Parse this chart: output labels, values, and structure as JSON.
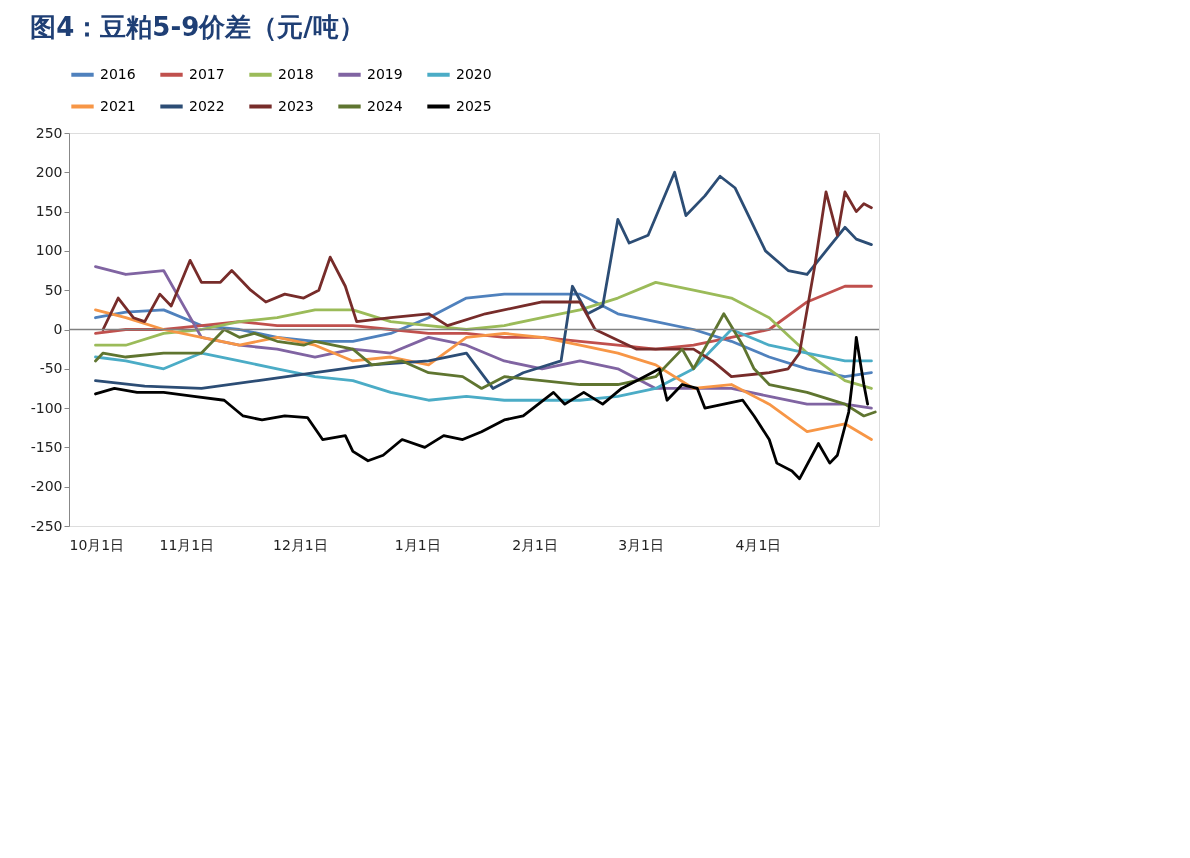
{
  "chart_data": {
    "type": "line",
    "title": "图4：豆粕5-9价差（元/吨）",
    "x": [
      "2024-10-08",
      "2024-10-16",
      "2024-10-26",
      "2024-11-05",
      "2024-11-15",
      "2024-11-25",
      "2024-12-05",
      "2024-12-15",
      "2024-12-25",
      "2025-01-04",
      "2025-01-14",
      "2025-01-24",
      "2025-02-03",
      "2025-02-13",
      "2025-02-23",
      "2025-03-05",
      "2025-03-15",
      "2025-03-25",
      "2025-04-04",
      "2025-04-14",
      "2025-04-24",
      "2025-05-01"
    ],
    "xlim": [
      "2024-10-01",
      "2025-05-03"
    ],
    "xticks": [
      {
        "value": "2024-10-01",
        "label": "10月1日"
      },
      {
        "value": "2024-11-01",
        "label": "11月1日"
      },
      {
        "value": "2024-12-01",
        "label": "12月1日"
      },
      {
        "value": "2025-01-01",
        "label": "1月1日"
      },
      {
        "value": "2025-02-01",
        "label": "2月1日"
      },
      {
        "value": "2025-03-01",
        "label": "3月1日"
      },
      {
        "value": "2025-04-01",
        "label": "4月1日"
      }
    ],
    "ylim": [
      -250,
      250
    ],
    "yticks": [
      -250,
      -200,
      -150,
      -100,
      -50,
      0,
      50,
      100,
      150,
      200,
      250
    ],
    "grid": false,
    "legend": "top",
    "marker": "none",
    "line_style": "solid",
    "ref_lines": [
      {
        "axis": "y",
        "value": 0,
        "color": "#808080"
      }
    ],
    "series": [
      {
        "name": "2016",
        "color": "#4f81bd",
        "values": [
          15,
          22,
          25,
          5,
          0,
          -10,
          -15,
          -15,
          -5,
          15,
          40,
          45,
          45,
          45,
          20,
          10,
          0,
          -15,
          -35,
          -50,
          -60,
          -55
        ]
      },
      {
        "name": "2017",
        "color": "#c0504d",
        "values": [
          -5,
          0,
          0,
          5,
          10,
          5,
          5,
          5,
          0,
          -5,
          -5,
          -10,
          -10,
          -15,
          -20,
          -25,
          -20,
          -10,
          0,
          35,
          55,
          55
        ]
      },
      {
        "name": "2018",
        "color": "#9bbb59",
        "values": [
          -20,
          -20,
          -5,
          0,
          10,
          15,
          25,
          25,
          10,
          5,
          0,
          5,
          15,
          25,
          40,
          60,
          50,
          40,
          15,
          -30,
          -65,
          -75
        ]
      },
      {
        "name": "2019",
        "color": "#8064a2",
        "values": [
          80,
          70,
          75,
          -10,
          -20,
          -25,
          -35,
          -25,
          -30,
          -10,
          -20,
          -40,
          -50,
          -40,
          -50,
          -75,
          -75,
          -75,
          -85,
          -95,
          -95,
          -100
        ]
      },
      {
        "name": "2020",
        "color": "#4bacc6",
        "values": [
          -35,
          -40,
          -50,
          -30,
          -40,
          -50,
          -60,
          -65,
          -80,
          -90,
          -85,
          -90,
          -90,
          -90,
          -85,
          -75,
          -50,
          0,
          -20,
          -30,
          -40,
          -40
        ]
      },
      {
        "name": "2021",
        "color": "#f79646",
        "values": [
          25,
          15,
          0,
          -10,
          -20,
          -10,
          -20,
          -40,
          -35,
          -45,
          -10,
          -5,
          -10,
          -20,
          -30,
          -45,
          -75,
          -70,
          -95,
          -130,
          -120,
          -140
        ]
      },
      {
        "name": "2022",
        "color": "#2c4d75",
        "x": [
          "2024-10-08",
          "2024-10-21",
          "2024-11-05",
          "2024-11-20",
          "2024-12-05",
          "2024-12-20",
          "2025-01-04",
          "2025-01-14",
          "2025-01-21",
          "2025-01-29",
          "2025-02-08",
          "2025-02-11",
          "2025-02-15",
          "2025-02-19",
          "2025-02-23",
          "2025-02-26",
          "2025-03-03",
          "2025-03-10",
          "2025-03-13",
          "2025-03-18",
          "2025-03-22",
          "2025-03-26",
          "2025-03-30",
          "2025-04-03",
          "2025-04-09",
          "2025-04-14",
          "2025-04-19",
          "2025-04-24",
          "2025-04-27",
          "2025-05-01"
        ],
        "values": [
          -65,
          -72,
          -75,
          -65,
          -55,
          -45,
          -40,
          -30,
          -75,
          -55,
          -40,
          55,
          20,
          30,
          140,
          110,
          120,
          200,
          145,
          170,
          195,
          180,
          140,
          100,
          75,
          70,
          100,
          130,
          115,
          108
        ]
      },
      {
        "name": "2023",
        "color": "#772c2a",
        "x": [
          "2024-10-10",
          "2024-10-14",
          "2024-10-18",
          "2024-10-21",
          "2024-10-25",
          "2024-10-28",
          "2024-11-02",
          "2024-11-05",
          "2024-11-10",
          "2024-11-13",
          "2024-11-18",
          "2024-11-22",
          "2024-11-27",
          "2024-12-02",
          "2024-12-06",
          "2024-12-09",
          "2024-12-13",
          "2024-12-16",
          "2024-12-25",
          "2025-01-04",
          "2025-01-09",
          "2025-01-19",
          "2025-01-29",
          "2025-02-03",
          "2025-02-13",
          "2025-02-17",
          "2025-02-28",
          "2025-03-15",
          "2025-03-20",
          "2025-03-25",
          "2025-04-04",
          "2025-04-09",
          "2025-04-12",
          "2025-04-16",
          "2025-04-19",
          "2025-04-22",
          "2025-04-24",
          "2025-04-27",
          "2025-04-29",
          "2025-05-01"
        ],
        "values": [
          0,
          40,
          15,
          10,
          45,
          30,
          88,
          60,
          60,
          75,
          50,
          35,
          45,
          40,
          50,
          92,
          55,
          10,
          15,
          20,
          5,
          20,
          30,
          35,
          35,
          0,
          -25,
          -25,
          -40,
          -60,
          -55,
          -50,
          -30,
          80,
          175,
          120,
          175,
          150,
          160,
          155
        ]
      },
      {
        "name": "2024",
        "color": "#5f7530",
        "x": [
          "2024-10-08",
          "2024-10-10",
          "2024-10-16",
          "2024-10-26",
          "2024-11-05",
          "2024-11-11",
          "2024-11-15",
          "2024-11-19",
          "2024-11-25",
          "2024-12-02",
          "2024-12-05",
          "2024-12-15",
          "2024-12-20",
          "2024-12-28",
          "2025-01-04",
          "2025-01-13",
          "2025-01-18",
          "2025-01-24",
          "2025-02-03",
          "2025-02-13",
          "2025-02-23",
          "2025-03-05",
          "2025-03-12",
          "2025-03-15",
          "2025-03-23",
          "2025-03-28",
          "2025-03-31",
          "2025-04-04",
          "2025-04-14",
          "2025-04-24",
          "2025-04-29",
          "2025-05-02"
        ],
        "values": [
          -40,
          -30,
          -35,
          -30,
          -30,
          0,
          -10,
          -5,
          -15,
          -20,
          -15,
          -25,
          -45,
          -40,
          -55,
          -60,
          -75,
          -60,
          -65,
          -70,
          -70,
          -60,
          -25,
          -50,
          20,
          -20,
          -50,
          -70,
          -80,
          -95,
          -110,
          -105
        ]
      },
      {
        "name": "2025",
        "color": "#000000",
        "x": [
          "2024-10-08",
          "2024-10-13",
          "2024-10-19",
          "2024-10-26",
          "2024-11-03",
          "2024-11-11",
          "2024-11-16",
          "2024-11-21",
          "2024-11-27",
          "2024-12-03",
          "2024-12-07",
          "2024-12-13",
          "2024-12-15",
          "2024-12-19",
          "2024-12-23",
          "2024-12-28",
          "2025-01-03",
          "2025-01-08",
          "2025-01-13",
          "2025-01-18",
          "2025-01-24",
          "2025-01-29",
          "2025-02-06",
          "2025-02-09",
          "2025-02-14",
          "2025-02-19",
          "2025-02-24",
          "2025-03-02",
          "2025-03-06",
          "2025-03-08",
          "2025-03-12",
          "2025-03-16",
          "2025-03-18",
          "2025-03-23",
          "2025-03-28",
          "2025-03-31",
          "2025-04-04",
          "2025-04-06",
          "2025-04-10",
          "2025-04-12",
          "2025-04-17",
          "2025-04-20",
          "2025-04-22",
          "2025-04-25",
          "2025-04-26",
          "2025-04-27",
          "2025-04-29",
          "2025-04-30"
        ],
        "values": [
          -82,
          -75,
          -80,
          -80,
          -85,
          -90,
          -110,
          -115,
          -110,
          -112,
          -140,
          -135,
          -155,
          -167,
          -160,
          -140,
          -150,
          -135,
          -140,
          -130,
          -115,
          -110,
          -80,
          -95,
          -80,
          -95,
          -75,
          -60,
          -50,
          -90,
          -70,
          -75,
          -100,
          -95,
          -90,
          -110,
          -140,
          -170,
          -180,
          -190,
          -145,
          -170,
          -160,
          -105,
          -65,
          -10,
          -70,
          -95
        ]
      }
    ]
  }
}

Aim.
Only lines with "color" are wanted here; list each of them.

Solution for this task.
        "color": "#808080"
        "color": "#4f81bd",
        "color": "#c0504d",
        "color": "#9bbb59",
        "color": "#8064a2",
        "color": "#4bacc6",
        "color": "#f79646",
        "color": "#2c4d75",
        "color": "#772c2a",
        "color": "#5f7530",
        "color": "#000000",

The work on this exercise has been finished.